───── Available records

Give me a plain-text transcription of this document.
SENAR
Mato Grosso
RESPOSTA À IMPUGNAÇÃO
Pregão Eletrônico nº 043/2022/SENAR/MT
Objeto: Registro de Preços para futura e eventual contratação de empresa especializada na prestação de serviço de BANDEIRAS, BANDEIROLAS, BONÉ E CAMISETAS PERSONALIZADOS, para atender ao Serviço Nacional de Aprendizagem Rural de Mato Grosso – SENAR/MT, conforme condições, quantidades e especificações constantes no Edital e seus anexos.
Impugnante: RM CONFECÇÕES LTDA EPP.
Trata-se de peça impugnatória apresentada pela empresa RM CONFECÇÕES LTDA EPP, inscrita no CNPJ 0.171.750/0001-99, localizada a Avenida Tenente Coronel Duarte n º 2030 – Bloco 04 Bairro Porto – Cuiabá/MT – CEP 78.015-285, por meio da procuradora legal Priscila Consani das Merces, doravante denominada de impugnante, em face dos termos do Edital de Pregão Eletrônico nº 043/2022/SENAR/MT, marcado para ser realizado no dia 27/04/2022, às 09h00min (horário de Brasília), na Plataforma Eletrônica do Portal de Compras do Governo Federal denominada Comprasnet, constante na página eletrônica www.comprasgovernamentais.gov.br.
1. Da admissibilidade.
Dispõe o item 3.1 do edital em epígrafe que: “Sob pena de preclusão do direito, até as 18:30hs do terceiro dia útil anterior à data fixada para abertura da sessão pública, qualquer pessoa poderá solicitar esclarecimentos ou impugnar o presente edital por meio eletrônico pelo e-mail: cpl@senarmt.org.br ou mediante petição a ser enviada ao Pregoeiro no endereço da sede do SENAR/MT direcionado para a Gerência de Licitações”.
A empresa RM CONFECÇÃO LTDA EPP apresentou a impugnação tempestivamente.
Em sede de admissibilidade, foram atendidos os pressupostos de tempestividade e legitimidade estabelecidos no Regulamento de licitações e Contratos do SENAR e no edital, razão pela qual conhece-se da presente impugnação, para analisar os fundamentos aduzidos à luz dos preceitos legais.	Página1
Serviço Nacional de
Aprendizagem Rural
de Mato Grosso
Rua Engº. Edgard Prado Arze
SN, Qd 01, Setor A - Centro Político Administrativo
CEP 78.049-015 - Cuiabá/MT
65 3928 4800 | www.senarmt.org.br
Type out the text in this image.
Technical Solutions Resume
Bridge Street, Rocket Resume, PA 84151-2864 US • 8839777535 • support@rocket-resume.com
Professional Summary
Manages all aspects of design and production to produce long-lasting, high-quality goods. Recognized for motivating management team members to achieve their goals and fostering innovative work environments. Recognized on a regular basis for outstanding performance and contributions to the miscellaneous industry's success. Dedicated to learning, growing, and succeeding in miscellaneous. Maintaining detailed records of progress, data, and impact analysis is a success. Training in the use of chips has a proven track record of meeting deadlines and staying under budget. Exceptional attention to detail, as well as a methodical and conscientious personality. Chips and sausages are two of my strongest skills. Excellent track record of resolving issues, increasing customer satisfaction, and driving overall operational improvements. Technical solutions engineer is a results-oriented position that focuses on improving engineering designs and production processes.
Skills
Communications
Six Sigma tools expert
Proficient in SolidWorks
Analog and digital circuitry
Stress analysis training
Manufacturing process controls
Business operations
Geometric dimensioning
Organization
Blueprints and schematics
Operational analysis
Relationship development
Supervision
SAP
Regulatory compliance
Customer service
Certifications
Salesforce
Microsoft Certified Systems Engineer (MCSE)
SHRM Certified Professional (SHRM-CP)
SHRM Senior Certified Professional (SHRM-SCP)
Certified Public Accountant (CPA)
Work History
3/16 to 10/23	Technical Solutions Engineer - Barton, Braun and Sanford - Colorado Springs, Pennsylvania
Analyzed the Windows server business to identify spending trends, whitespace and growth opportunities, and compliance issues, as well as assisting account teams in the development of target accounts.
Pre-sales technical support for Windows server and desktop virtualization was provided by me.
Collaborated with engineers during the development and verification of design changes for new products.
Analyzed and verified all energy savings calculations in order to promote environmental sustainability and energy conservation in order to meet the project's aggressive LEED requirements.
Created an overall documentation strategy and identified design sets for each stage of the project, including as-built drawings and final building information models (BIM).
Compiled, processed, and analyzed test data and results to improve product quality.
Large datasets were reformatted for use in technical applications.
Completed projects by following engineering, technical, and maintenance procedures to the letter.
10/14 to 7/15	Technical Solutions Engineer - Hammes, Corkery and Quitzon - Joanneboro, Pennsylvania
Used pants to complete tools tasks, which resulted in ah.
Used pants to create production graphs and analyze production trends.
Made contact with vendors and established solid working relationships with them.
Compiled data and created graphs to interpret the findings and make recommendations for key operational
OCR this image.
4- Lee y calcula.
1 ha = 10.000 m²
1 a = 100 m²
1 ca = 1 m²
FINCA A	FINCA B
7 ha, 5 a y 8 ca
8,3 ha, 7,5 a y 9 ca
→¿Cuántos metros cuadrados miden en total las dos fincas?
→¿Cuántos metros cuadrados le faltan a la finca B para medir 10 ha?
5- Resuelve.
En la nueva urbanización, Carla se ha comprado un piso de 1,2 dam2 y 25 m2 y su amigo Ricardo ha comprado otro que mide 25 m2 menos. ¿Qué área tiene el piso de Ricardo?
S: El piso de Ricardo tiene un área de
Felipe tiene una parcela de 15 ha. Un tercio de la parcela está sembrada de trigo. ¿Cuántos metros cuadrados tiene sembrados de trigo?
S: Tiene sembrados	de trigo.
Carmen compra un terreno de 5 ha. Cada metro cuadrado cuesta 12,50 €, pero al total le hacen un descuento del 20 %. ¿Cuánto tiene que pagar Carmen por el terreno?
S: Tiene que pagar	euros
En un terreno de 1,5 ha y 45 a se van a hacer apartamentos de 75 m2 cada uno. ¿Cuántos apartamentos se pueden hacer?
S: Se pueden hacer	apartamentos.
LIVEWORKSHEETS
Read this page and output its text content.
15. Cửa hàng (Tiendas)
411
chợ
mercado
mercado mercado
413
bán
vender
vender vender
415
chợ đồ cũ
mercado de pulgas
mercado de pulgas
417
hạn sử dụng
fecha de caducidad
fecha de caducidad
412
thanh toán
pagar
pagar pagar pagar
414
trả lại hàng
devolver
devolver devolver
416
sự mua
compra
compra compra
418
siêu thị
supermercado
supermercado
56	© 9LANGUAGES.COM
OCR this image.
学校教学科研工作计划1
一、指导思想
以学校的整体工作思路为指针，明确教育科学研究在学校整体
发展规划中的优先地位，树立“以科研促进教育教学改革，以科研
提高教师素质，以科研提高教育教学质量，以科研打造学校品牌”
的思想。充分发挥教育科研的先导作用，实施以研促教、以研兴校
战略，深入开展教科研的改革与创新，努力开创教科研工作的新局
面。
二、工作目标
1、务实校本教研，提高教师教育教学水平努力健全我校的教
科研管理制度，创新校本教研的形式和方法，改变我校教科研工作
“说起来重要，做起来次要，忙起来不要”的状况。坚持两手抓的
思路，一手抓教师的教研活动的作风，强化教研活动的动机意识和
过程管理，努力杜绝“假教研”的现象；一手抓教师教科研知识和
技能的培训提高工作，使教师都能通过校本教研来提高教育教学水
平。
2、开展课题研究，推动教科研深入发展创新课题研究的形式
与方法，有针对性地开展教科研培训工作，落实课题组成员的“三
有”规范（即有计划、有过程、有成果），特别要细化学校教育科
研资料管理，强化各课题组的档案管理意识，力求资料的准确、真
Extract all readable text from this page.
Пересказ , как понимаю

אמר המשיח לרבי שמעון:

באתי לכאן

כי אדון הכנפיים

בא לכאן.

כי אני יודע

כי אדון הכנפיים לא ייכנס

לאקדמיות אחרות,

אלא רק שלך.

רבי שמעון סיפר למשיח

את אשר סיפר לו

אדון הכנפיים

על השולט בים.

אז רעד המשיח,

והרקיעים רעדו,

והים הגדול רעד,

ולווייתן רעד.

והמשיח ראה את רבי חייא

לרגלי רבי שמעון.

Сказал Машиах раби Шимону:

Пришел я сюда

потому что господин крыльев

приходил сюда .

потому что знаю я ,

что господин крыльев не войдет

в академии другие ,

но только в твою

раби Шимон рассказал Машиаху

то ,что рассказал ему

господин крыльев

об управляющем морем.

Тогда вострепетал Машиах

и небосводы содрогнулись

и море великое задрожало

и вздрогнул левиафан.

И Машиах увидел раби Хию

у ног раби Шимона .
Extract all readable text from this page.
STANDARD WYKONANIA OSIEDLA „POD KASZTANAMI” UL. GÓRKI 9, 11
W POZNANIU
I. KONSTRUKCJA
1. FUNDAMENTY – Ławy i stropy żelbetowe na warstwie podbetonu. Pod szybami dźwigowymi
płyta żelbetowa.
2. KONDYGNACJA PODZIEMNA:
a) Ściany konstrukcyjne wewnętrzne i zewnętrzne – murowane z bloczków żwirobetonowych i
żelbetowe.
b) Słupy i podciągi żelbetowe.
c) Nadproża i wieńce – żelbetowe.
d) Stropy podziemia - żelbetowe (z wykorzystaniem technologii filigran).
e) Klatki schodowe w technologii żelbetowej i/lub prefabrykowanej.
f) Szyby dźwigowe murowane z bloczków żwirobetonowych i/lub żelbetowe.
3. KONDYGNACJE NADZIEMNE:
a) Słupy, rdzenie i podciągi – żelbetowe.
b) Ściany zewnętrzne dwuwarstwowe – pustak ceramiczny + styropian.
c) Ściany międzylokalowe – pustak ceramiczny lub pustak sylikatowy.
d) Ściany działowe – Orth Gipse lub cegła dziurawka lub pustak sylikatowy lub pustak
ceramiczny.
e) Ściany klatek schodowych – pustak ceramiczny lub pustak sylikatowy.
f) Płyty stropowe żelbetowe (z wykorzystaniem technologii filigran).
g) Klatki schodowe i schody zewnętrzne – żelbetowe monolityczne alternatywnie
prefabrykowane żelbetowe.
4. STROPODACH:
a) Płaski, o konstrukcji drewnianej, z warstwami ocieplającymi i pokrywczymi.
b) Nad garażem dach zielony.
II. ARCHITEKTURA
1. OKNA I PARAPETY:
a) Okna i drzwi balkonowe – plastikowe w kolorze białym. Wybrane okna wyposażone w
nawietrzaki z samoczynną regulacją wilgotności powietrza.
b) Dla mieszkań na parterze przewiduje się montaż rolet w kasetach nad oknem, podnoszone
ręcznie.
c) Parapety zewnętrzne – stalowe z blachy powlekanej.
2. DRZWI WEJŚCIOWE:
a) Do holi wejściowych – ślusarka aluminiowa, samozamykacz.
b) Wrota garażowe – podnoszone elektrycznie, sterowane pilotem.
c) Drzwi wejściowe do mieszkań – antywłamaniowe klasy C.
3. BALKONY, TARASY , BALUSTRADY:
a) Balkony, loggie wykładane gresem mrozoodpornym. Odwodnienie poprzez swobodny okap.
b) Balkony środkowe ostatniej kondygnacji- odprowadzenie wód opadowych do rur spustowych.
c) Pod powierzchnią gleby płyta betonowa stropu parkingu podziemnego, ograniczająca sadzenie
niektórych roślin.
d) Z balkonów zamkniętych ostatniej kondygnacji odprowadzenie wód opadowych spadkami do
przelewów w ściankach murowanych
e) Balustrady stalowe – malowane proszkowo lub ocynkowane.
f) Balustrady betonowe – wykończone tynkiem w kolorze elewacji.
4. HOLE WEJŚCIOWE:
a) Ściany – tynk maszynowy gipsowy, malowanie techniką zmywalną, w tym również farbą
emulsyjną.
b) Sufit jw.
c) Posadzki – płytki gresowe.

──────────

* _Task goal_:
Your task is to pick out every line with the string "opadowych" and copy it.

* _Response for this exercise_:
b) Balkony środkowe ostatniej kondygnacji- odprowadzenie wód opadowych do rur spustowych.
d) Z balkonów zamkniętych ostatniej kondygnacji odprowadzenie wód opadowych spadkami do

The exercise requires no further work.